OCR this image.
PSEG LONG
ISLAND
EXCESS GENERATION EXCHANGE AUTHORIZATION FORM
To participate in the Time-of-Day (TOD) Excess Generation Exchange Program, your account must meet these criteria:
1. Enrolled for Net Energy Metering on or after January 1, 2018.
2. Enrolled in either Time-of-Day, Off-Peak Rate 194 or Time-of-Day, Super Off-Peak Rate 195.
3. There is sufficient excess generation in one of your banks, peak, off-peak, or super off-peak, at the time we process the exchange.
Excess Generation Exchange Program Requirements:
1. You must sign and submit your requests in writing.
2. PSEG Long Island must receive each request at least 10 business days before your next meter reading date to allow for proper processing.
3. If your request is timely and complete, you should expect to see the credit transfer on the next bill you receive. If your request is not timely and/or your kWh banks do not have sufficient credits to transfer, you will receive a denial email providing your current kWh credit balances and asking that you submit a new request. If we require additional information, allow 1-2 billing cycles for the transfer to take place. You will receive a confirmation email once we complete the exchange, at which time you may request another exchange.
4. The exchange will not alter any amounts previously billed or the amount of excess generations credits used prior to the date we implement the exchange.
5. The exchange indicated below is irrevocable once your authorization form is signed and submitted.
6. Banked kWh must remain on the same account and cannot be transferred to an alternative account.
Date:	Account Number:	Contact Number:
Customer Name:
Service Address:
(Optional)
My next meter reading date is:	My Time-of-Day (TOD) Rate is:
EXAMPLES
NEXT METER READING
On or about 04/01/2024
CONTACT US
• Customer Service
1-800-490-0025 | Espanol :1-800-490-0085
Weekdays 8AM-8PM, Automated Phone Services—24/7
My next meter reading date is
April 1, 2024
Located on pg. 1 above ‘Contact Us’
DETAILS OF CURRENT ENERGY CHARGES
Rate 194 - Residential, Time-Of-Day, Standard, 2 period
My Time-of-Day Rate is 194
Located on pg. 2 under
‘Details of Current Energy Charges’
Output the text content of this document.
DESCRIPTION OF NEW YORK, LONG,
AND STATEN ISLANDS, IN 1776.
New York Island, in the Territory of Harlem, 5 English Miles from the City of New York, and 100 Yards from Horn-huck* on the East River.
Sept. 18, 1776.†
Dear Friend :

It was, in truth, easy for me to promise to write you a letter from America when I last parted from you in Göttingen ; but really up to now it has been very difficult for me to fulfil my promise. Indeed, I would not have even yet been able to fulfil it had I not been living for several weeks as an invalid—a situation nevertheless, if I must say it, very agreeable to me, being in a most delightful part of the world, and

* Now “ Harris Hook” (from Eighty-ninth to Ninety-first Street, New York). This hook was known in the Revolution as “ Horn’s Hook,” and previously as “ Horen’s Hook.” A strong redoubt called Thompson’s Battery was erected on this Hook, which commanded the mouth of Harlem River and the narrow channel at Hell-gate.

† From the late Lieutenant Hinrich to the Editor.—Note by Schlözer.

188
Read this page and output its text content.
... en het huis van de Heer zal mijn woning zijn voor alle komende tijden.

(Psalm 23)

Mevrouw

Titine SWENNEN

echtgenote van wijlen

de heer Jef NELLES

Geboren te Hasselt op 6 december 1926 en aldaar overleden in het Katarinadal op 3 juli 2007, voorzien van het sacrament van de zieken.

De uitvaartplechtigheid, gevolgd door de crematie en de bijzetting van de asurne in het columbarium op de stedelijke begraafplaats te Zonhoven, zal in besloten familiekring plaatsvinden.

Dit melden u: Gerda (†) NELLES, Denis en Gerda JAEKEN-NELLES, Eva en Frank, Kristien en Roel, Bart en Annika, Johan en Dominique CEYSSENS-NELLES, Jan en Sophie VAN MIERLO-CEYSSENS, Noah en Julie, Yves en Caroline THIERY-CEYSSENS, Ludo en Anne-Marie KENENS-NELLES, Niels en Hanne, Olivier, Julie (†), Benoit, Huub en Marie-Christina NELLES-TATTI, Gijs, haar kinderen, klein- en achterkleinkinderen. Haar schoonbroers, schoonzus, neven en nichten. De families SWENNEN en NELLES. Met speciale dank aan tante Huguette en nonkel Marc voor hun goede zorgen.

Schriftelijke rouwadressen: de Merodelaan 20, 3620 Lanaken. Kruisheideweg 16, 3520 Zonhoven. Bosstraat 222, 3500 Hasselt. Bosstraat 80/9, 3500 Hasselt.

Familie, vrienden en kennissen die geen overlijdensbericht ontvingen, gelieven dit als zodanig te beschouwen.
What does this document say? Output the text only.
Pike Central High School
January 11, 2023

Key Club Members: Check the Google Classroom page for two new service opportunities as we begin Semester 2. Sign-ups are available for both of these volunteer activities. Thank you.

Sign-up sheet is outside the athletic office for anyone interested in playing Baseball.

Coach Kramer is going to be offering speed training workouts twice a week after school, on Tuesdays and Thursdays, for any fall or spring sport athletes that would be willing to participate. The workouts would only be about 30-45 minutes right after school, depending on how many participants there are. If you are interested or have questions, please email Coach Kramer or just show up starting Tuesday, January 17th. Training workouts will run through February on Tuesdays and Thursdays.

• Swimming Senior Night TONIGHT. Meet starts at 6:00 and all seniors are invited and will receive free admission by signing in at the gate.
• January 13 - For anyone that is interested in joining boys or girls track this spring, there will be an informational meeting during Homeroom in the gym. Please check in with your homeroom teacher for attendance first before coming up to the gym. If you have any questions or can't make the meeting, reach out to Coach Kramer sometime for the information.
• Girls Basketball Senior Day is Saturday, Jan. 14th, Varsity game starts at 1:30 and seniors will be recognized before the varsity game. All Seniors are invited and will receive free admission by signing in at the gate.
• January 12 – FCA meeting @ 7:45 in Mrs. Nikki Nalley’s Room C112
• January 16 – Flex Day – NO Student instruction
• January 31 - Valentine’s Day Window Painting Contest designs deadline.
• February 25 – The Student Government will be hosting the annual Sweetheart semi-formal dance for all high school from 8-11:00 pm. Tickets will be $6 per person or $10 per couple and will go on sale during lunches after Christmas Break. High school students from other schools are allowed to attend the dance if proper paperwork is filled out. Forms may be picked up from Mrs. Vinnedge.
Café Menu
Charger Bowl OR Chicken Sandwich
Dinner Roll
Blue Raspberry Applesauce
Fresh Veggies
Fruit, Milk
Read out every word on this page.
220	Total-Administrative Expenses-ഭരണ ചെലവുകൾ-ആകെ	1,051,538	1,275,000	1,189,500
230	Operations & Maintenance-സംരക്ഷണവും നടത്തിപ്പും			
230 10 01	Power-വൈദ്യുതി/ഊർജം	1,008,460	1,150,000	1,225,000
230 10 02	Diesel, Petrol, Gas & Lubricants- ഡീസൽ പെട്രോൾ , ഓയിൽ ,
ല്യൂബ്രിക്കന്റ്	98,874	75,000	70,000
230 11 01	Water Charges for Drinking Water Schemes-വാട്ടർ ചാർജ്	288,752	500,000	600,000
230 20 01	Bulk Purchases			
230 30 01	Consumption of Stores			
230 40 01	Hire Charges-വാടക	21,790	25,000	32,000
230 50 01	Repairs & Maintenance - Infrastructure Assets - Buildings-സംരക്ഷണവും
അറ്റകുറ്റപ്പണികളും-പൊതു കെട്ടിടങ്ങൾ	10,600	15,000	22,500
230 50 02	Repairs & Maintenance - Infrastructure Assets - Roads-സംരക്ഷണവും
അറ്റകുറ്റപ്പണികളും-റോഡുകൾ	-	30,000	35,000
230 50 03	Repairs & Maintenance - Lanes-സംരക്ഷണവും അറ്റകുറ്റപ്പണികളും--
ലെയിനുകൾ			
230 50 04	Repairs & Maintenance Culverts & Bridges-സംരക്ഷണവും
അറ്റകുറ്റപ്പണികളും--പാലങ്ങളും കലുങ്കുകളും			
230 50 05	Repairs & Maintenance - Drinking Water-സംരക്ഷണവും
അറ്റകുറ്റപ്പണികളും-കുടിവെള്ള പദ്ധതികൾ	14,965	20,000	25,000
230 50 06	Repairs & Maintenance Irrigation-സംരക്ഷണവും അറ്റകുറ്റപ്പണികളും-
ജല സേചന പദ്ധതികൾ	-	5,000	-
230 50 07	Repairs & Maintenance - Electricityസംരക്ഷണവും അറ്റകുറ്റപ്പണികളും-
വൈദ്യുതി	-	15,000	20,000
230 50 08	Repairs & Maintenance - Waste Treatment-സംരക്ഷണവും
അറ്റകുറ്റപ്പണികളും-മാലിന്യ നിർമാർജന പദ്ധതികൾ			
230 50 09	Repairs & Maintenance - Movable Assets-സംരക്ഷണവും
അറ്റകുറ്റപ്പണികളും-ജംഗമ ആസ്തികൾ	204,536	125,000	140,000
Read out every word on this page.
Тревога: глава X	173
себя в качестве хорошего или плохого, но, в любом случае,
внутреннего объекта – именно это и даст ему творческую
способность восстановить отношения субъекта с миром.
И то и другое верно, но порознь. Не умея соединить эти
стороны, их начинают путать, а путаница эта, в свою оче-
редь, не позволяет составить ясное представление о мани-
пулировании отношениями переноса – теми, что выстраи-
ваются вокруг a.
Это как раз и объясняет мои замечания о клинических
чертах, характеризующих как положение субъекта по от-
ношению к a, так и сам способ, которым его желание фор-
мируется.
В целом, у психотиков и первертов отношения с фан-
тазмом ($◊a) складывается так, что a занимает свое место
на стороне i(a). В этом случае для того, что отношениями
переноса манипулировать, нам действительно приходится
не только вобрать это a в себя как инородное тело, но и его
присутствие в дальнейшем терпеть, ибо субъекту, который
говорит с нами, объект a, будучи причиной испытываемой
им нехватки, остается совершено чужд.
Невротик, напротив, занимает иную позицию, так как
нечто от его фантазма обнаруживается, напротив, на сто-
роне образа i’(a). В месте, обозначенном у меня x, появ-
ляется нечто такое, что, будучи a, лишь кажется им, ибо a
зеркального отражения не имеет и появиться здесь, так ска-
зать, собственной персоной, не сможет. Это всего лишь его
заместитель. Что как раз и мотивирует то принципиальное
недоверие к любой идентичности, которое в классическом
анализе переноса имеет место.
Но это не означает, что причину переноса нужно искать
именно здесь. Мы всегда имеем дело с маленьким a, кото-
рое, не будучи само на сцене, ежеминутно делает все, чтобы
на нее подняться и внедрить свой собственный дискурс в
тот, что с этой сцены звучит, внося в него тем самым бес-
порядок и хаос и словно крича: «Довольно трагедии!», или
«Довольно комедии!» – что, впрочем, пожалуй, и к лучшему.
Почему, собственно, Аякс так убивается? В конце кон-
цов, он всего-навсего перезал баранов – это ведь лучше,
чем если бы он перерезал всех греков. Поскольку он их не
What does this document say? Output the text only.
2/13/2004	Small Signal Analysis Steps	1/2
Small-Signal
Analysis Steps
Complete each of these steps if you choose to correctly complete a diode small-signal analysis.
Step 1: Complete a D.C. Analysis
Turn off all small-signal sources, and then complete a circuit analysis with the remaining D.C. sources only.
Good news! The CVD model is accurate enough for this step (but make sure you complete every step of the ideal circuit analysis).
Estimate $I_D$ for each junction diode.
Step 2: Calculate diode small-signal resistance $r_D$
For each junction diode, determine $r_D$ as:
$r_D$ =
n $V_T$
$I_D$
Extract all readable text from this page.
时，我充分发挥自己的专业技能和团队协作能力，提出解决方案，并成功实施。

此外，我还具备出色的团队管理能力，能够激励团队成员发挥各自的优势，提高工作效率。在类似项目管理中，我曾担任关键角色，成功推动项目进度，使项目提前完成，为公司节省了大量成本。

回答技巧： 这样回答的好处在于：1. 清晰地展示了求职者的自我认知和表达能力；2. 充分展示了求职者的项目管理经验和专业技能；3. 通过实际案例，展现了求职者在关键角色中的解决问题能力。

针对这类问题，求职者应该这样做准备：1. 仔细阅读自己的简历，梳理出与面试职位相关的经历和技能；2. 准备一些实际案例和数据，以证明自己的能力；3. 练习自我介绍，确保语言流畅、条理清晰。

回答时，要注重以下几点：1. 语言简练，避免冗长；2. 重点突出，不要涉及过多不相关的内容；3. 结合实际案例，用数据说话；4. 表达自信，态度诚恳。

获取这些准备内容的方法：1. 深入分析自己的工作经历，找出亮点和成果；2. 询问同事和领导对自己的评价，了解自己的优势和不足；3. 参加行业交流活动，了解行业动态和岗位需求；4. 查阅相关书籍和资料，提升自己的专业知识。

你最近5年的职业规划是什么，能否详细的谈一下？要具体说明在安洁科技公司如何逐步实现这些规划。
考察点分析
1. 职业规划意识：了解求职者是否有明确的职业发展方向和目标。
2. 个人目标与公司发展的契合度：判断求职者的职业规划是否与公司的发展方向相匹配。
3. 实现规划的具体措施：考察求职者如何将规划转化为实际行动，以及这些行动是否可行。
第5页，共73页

STATED PROBLEM:
For the entries shown above, give the number of lines that include the word "будучи", without any other text.

OUTPUT FOR THIS EXERCISE:
3